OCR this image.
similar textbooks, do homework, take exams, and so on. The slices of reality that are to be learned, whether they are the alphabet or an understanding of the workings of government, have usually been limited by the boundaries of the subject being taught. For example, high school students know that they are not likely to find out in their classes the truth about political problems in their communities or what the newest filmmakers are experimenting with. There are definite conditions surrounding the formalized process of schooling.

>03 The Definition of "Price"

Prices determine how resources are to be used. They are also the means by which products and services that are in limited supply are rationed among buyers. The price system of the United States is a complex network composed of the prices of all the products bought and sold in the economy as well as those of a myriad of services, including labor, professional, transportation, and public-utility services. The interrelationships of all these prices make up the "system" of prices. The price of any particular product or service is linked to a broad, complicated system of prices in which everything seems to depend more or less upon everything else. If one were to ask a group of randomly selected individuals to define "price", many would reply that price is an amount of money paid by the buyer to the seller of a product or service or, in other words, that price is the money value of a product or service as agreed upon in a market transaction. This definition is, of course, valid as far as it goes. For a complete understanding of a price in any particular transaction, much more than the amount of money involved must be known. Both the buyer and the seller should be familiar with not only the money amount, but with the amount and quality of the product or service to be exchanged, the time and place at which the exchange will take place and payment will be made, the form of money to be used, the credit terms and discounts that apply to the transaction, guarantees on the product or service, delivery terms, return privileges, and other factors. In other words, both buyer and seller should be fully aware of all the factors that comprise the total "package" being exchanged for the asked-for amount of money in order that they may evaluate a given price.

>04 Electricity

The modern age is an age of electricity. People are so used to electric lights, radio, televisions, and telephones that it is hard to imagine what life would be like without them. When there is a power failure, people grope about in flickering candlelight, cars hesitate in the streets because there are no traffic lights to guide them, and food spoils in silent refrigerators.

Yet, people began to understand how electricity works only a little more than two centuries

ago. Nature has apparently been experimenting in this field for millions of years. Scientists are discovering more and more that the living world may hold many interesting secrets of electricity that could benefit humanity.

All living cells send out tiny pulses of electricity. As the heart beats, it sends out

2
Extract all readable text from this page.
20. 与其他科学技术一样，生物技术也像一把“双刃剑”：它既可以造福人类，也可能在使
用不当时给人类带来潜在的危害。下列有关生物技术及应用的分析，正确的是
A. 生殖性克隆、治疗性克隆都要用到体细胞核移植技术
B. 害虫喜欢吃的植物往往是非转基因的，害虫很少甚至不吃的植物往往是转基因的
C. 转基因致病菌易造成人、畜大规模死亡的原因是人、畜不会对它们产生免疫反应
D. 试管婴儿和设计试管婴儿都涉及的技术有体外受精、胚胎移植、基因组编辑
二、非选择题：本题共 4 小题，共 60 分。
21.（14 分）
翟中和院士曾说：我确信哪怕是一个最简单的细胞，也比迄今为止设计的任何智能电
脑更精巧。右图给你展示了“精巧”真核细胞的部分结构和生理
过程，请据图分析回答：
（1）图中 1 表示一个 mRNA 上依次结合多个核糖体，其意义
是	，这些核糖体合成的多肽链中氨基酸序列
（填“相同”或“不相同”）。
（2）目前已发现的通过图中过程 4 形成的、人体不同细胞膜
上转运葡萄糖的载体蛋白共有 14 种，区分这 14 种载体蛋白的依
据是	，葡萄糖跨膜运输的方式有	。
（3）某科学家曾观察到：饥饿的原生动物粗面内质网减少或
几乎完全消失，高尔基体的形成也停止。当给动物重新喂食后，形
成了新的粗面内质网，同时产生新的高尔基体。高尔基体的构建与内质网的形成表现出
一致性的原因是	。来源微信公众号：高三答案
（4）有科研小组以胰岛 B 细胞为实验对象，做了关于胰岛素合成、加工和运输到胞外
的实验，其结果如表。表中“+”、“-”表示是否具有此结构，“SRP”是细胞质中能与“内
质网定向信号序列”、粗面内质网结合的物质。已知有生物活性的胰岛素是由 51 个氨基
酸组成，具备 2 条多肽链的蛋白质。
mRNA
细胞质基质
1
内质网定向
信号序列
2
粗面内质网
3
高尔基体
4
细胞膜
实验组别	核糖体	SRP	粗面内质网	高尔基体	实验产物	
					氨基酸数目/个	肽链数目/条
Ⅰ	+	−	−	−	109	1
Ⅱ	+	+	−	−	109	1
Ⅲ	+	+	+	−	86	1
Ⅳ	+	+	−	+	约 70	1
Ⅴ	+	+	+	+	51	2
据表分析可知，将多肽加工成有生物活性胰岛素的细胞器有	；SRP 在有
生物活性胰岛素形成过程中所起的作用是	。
════════
Every record above should be copied exactly.

OCR this image.
similar textbooks, do homework, take exams, and so on. The slices of reality that are to be learned, whether they are the alphabet or an understanding of the workings of government, have usually been limited by the boundaries of the subject being taught. For example, high school students know that they are not likely to find out in their classes the truth about political problems in their communities or what the newest filmmakers are experimenting with. There are definite conditions surrounding the formalized process of schooling.

>03 The Definition of "Price"

Prices determine how resources are to be used. They are also the means by which products and services that are in limited supply are rationed among buyers. The price system of the United States is a complex network composed of the prices of all the products bought and sold in the economy as well as those of a myriad of services, including labor, professional, transportation, and public-utility services. The interrelationships of all these prices make up the "system" of prices. The price of any particular product or service is linked to a broad, complicated system of prices in which everything seems to depend more or less upon everything else. If one were to ask a group of randomly selected individuals to define "price", many would reply that price is an amount of money paid by the buyer to the seller of a product or service or, in other words, that price is the money value of a product or service as agreed upon in a market transaction. This definition is, of course, valid as far as it goes. For a complete understanding of a price in any particular transaction, much more than the amount of money involved must be known. Both the buyer and the seller should be familiar with not only the money amount, but with the amount and quality of the product or service to be exchanged, the time and place at which the exchange will take place and payment will be made, the form of money to be used, the credit terms and discounts that apply to the transaction, guarantees on the product or service, delivery terms, return privileges, and other factors. In other words, both buyer and seller should be fully aware of all the factors that comprise the total "package" being exchanged for the asked-for amount of money in order that they may evaluate a given price.

>04 Electricity

The modern age is an age of electricity. People are so used to electric lights, radio, televisions, and telephones that it is hard to imagine what life would be like without them. When there is a power failure, people grope about in flickering candlelight, cars hesitate in the streets because there are no traffic lights to guide them, and food spoils in silent refrigerators.

Yet, people began to understand how electricity works only a little more than two centuries

ago. Nature has apparently been experimenting in this field for millions of years. Scientists are discovering more and more that the living world may hold many interesting secrets of electricity that could benefit humanity.

All living cells send out tiny pulses of electricity. As the heart beats, it sends out

2
Extract all readable text from this page.
20. 与其他科学技术一样，生物技术也像一把“双刃剑”：它既可以造福人类，也可能在使
用不当时给人类带来潜在的危害。下列有关生物技术及应用的分析，正确的是
A. 生殖性克隆、治疗性克隆都要用到体细胞核移植技术
B. 害虫喜欢吃的植物往往是非转基因的，害虫很少甚至不吃的植物往往是转基因的
C. 转基因致病菌易造成人、畜大规模死亡的原因是人、畜不会对它们产生免疫反应
D. 试管婴儿和设计试管婴儿都涉及的技术有体外受精、胚胎移植、基因组编辑
二、非选择题：本题共 4 小题，共 60 分。
21.（14 分）
翟中和院士曾说：我确信哪怕是一个最简单的细胞，也比迄今为止设计的任何智能电
脑更精巧。右图给你展示了“精巧”真核细胞的部分结构和生理
过程，请据图分析回答：
（1）图中 1 表示一个 mRNA 上依次结合多个核糖体，其意义
是	，这些核糖体合成的多肽链中氨基酸序列
（填“相同”或“不相同”）。
（2）目前已发现的通过图中过程 4 形成的、人体不同细胞膜
上转运葡萄糖的载体蛋白共有 14 种，区分这 14 种载体蛋白的依
据是	，葡萄糖跨膜运输的方式有	。
（3）某科学家曾观察到：饥饿的原生动物粗面内质网减少或
几乎完全消失，高尔基体的形成也停止。当给动物重新喂食后，形
成了新的粗面内质网，同时产生新的高尔基体。高尔基体的构建与内质网的形成表现出
一致性的原因是	。来源微信公众号：高三答案
（4）有科研小组以胰岛 B 细胞为实验对象，做了关于胰岛素合成、加工和运输到胞外
的实验，其结果如表。表中“+”、“-”表示是否具有此结构，“SRP”是细胞质中能与“内
质网定向信号序列”、粗面内质网结合的物质。已知有生物活性的胰岛素是由 51 个氨基
酸组成，具备 2 条多肽链的蛋白质。
mRNA
细胞质基质
1
内质网定向
信号序列
2
粗面内质网
3
高尔基体
4
细胞膜
实验组别	核糖体	SRP	粗面内质网	高尔基体	实验产物	
					氨基酸数目/个	肽链数目/条
Ⅰ	+	−	−	−	109	1
Ⅱ	+	+	−	−	109	1
Ⅲ	+	+	+	−	86	1
Ⅳ	+	+	−	+	约 70	1
Ⅴ	+	+	+	+	51	2
据表分析可知，将多肽加工成有生物活性胰岛素的细胞器有	；SRP 在有
生物活性胰岛素形成过程中所起的作用是	。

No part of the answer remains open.